§ **What is expected**
Check every line of the entries that follow, and copy the ones containing "Warranty".

-- Begin Given information --

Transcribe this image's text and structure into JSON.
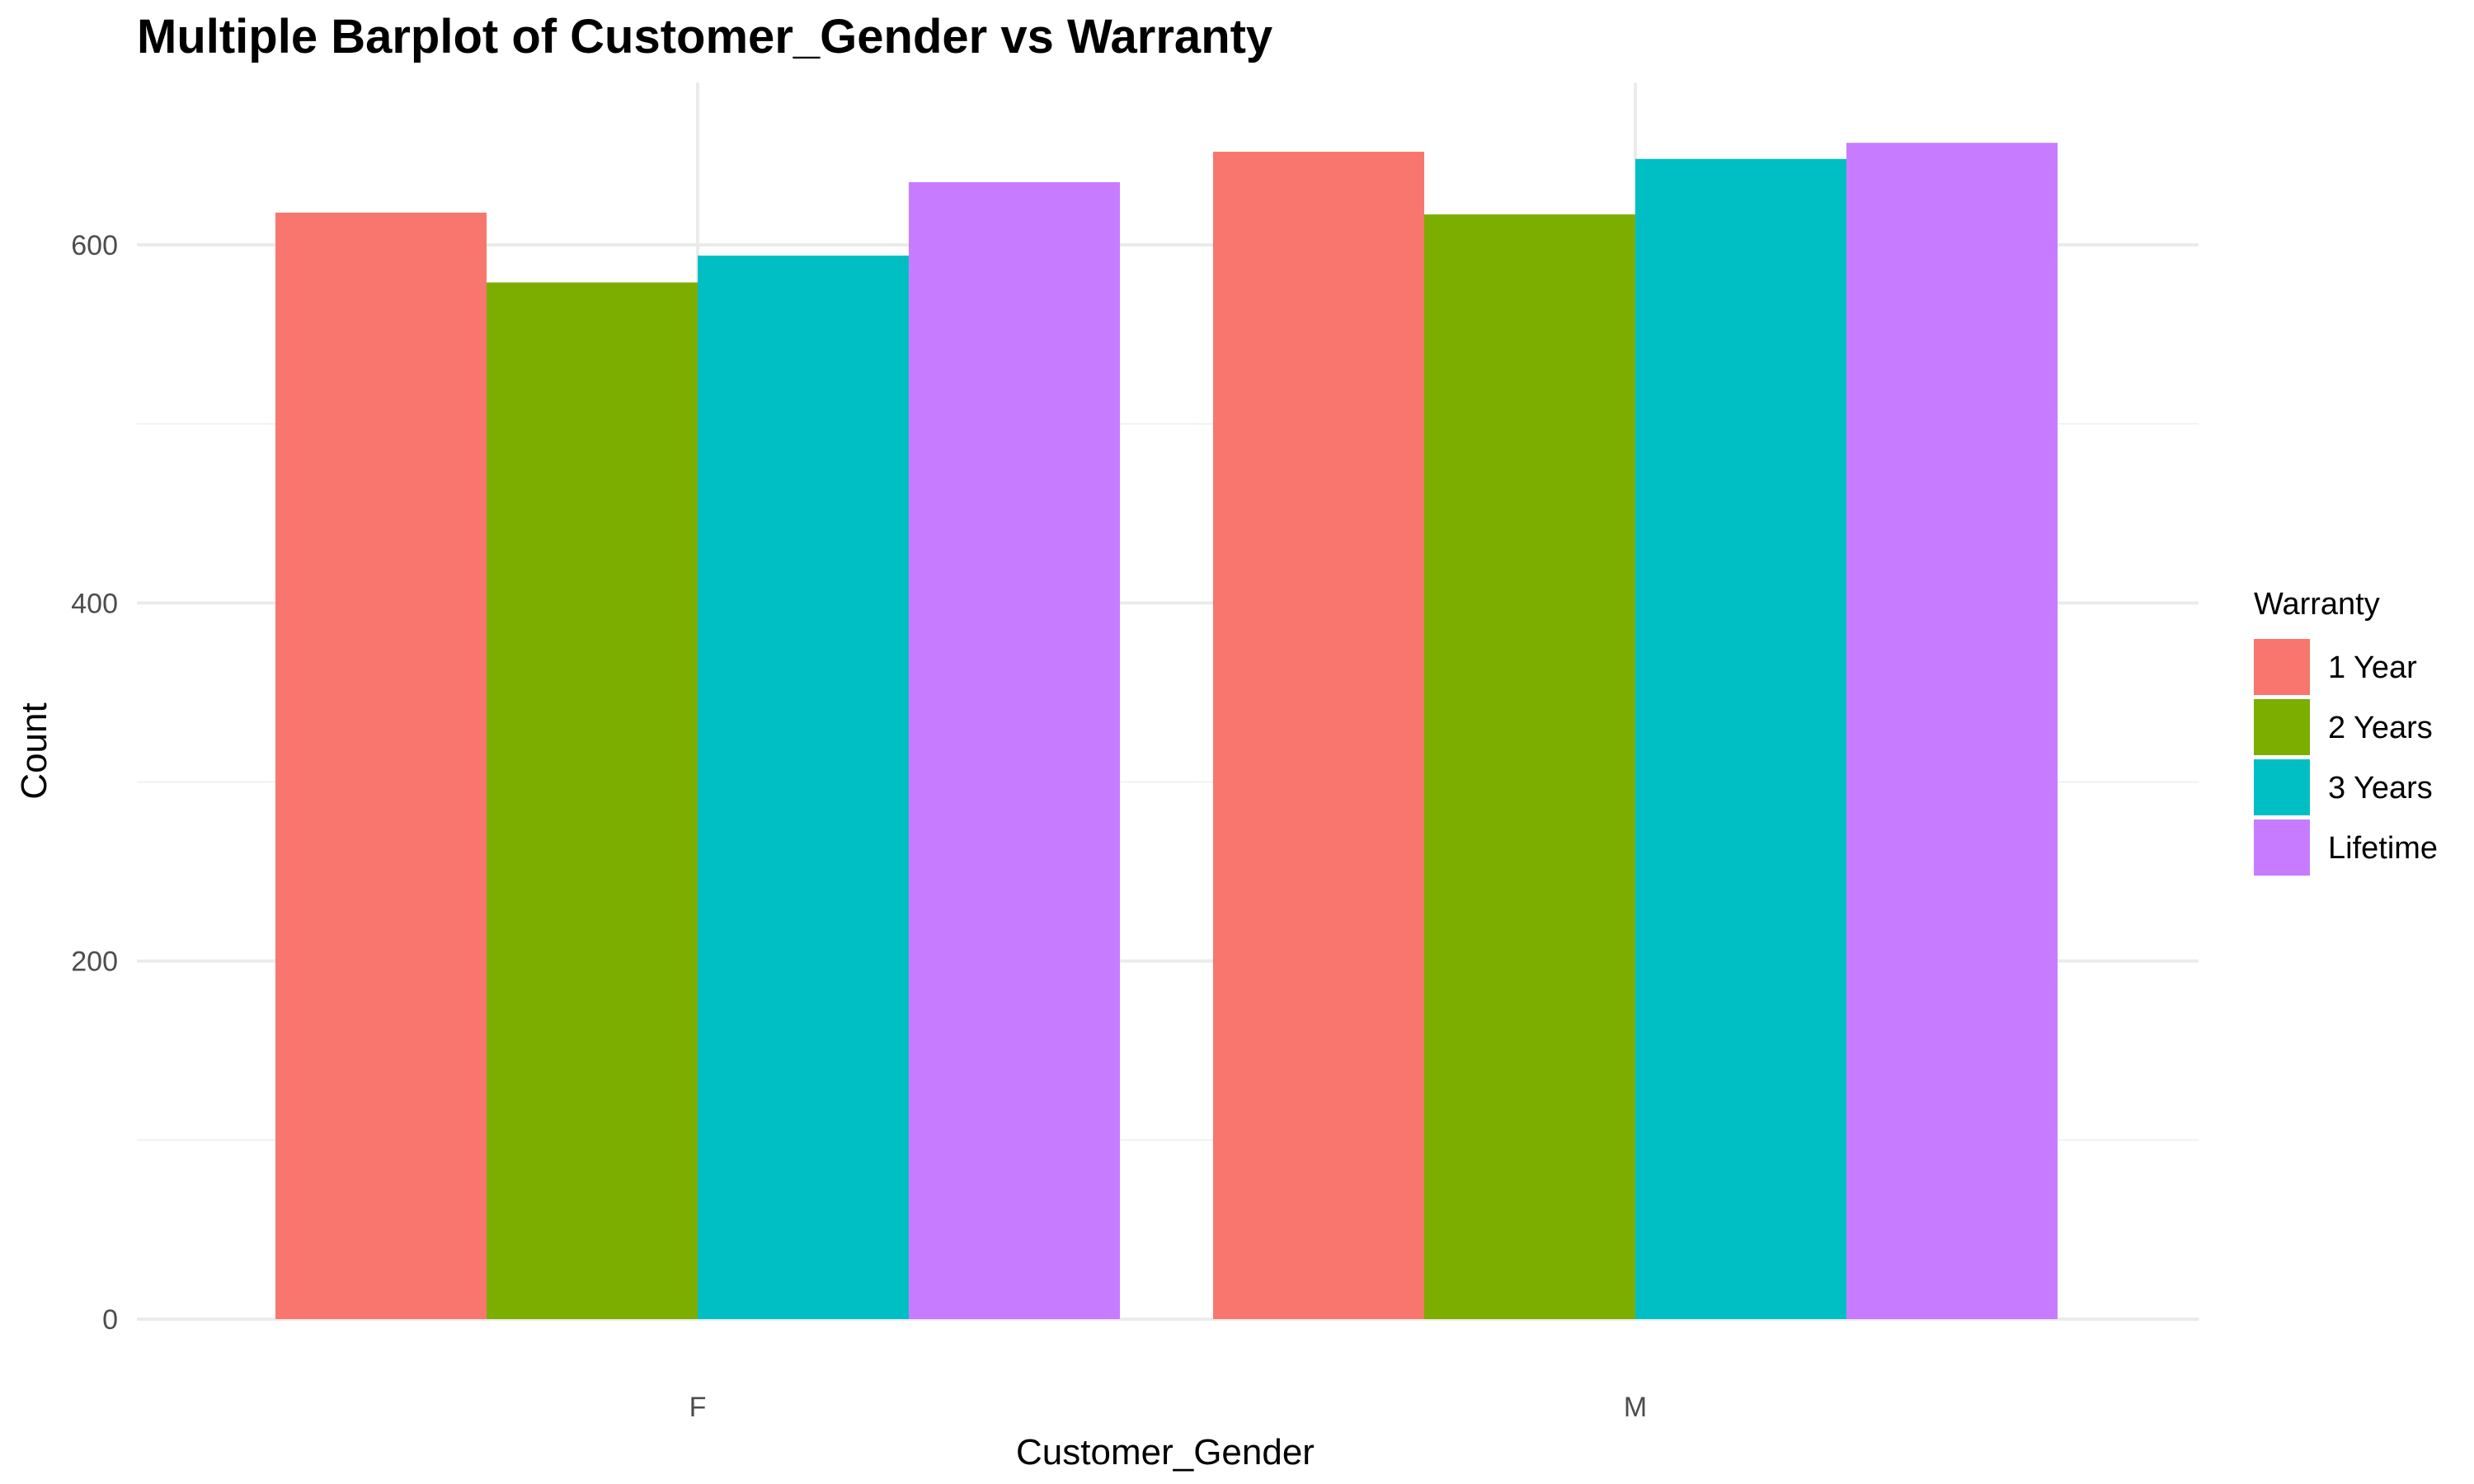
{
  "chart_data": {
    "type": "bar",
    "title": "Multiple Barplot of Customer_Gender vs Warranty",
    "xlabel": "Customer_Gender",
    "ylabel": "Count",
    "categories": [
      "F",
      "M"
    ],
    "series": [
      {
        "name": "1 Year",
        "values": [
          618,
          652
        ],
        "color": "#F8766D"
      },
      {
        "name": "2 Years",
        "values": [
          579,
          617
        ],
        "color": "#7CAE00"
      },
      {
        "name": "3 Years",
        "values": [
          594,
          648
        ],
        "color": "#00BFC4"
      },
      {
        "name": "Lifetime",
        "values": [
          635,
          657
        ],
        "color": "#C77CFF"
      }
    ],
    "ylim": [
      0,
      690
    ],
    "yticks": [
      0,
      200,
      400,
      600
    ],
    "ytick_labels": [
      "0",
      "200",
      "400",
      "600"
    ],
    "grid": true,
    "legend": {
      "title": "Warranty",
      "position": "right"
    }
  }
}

-- End Given information --

§ **Result of this task**
    "title": "Multiple Barplot of Customer_Gender vs Warranty",
      "title": "Warranty",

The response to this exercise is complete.